• _REQUIREMENTS_:
Extract all lines containing "Privater".

=== INPUT DATA ===

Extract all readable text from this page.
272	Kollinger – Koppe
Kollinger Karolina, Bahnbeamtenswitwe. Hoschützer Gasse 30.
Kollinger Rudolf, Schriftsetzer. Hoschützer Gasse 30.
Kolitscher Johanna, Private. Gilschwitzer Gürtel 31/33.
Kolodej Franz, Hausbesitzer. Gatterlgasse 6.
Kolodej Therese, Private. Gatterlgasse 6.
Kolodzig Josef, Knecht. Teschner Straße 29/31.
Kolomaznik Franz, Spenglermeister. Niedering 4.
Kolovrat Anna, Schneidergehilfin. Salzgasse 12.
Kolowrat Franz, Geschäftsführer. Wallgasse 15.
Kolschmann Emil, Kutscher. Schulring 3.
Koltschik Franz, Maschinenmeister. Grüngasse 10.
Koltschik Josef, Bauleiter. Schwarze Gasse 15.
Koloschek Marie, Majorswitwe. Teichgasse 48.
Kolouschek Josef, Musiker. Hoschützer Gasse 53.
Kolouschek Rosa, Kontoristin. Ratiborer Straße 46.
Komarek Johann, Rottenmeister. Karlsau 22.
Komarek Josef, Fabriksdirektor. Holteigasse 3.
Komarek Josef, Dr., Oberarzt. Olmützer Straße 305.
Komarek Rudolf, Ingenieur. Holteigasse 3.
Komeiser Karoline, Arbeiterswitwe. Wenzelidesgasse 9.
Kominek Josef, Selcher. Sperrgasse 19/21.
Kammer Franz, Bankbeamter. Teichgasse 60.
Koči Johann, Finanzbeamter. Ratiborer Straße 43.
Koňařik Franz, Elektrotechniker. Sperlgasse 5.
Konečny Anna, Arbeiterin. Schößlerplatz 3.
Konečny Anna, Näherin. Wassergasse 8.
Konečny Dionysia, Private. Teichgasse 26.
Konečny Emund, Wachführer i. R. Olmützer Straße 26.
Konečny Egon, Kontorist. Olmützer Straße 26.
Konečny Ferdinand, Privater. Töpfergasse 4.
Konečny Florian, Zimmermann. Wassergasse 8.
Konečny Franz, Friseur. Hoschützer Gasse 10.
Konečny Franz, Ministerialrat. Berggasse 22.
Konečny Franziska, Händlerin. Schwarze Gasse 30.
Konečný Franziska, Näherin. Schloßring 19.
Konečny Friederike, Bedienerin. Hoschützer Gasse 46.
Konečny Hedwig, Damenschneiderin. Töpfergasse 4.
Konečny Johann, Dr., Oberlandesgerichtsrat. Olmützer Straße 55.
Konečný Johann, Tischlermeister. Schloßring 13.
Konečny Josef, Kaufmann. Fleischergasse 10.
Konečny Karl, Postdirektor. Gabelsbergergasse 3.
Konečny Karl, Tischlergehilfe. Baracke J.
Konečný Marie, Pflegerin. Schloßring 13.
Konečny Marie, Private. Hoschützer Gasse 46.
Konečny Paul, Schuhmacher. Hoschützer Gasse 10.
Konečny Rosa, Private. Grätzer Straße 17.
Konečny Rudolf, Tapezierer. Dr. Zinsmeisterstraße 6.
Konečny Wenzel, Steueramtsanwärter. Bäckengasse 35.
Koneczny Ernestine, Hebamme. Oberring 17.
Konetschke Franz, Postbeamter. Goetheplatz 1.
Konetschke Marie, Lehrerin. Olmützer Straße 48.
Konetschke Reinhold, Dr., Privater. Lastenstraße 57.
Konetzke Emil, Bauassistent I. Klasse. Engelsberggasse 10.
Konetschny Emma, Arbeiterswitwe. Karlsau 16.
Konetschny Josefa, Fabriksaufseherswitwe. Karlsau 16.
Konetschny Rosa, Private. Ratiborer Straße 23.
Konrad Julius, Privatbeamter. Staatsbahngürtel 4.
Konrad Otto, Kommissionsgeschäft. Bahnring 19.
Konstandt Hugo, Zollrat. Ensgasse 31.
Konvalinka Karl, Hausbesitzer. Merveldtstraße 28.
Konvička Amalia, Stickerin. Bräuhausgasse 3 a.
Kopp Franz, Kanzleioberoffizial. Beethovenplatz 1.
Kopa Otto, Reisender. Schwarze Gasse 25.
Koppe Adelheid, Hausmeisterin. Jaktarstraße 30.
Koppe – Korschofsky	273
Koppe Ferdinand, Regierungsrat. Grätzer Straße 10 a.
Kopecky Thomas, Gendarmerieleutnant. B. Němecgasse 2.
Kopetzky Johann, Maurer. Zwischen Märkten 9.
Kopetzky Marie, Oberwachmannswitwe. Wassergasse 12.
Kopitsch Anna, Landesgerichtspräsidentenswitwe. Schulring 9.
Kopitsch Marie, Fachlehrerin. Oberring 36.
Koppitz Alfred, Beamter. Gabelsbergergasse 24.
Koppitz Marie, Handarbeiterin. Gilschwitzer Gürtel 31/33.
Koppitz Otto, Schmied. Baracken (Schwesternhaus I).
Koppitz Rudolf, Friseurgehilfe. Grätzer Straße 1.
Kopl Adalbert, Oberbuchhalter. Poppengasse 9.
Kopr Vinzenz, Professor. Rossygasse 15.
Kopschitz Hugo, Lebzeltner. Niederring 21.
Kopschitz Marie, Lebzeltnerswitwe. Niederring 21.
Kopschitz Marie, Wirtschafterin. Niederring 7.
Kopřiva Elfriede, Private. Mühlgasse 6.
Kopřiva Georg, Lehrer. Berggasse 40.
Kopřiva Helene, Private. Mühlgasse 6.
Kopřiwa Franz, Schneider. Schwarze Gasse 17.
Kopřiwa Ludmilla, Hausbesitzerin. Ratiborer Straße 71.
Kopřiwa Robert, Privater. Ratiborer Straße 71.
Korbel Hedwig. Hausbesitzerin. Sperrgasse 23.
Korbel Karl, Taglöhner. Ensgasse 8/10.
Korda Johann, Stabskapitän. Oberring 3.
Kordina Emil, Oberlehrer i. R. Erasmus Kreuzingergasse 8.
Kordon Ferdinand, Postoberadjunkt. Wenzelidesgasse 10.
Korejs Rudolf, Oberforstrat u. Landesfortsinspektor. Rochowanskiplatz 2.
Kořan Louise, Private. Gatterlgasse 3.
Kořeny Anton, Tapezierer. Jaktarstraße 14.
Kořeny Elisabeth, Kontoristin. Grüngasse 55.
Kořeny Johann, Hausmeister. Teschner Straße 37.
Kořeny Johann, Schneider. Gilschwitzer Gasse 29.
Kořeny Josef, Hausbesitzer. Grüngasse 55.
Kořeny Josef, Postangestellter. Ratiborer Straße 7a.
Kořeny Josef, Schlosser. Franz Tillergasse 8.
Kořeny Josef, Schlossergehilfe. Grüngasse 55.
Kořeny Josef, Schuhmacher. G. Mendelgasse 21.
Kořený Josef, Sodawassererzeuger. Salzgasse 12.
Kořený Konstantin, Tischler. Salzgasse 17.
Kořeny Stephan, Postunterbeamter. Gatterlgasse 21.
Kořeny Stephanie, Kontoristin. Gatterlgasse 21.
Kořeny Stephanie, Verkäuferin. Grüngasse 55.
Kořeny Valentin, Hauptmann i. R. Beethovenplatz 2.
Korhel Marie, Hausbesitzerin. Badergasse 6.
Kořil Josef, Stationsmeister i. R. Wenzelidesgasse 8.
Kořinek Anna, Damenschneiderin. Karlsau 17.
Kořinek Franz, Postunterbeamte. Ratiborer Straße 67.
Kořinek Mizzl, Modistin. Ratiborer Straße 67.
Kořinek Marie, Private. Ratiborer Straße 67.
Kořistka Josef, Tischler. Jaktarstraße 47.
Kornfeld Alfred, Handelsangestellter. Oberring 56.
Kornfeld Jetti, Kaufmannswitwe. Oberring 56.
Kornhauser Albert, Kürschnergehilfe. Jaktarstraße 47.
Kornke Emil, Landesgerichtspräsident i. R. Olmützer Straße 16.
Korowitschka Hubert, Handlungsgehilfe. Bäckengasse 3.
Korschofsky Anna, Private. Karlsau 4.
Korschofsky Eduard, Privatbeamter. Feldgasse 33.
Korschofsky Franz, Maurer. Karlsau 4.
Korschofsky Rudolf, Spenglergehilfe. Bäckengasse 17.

===

• _COMPLETED EXERCISE_:
Konečny Ferdinand, Privater. Töpfergasse 4.
Konetschke Reinhold, Dr., Privater. Lastenstraße 57.
Kopřiwa Robert, Privater. Ratiborer Straße 71.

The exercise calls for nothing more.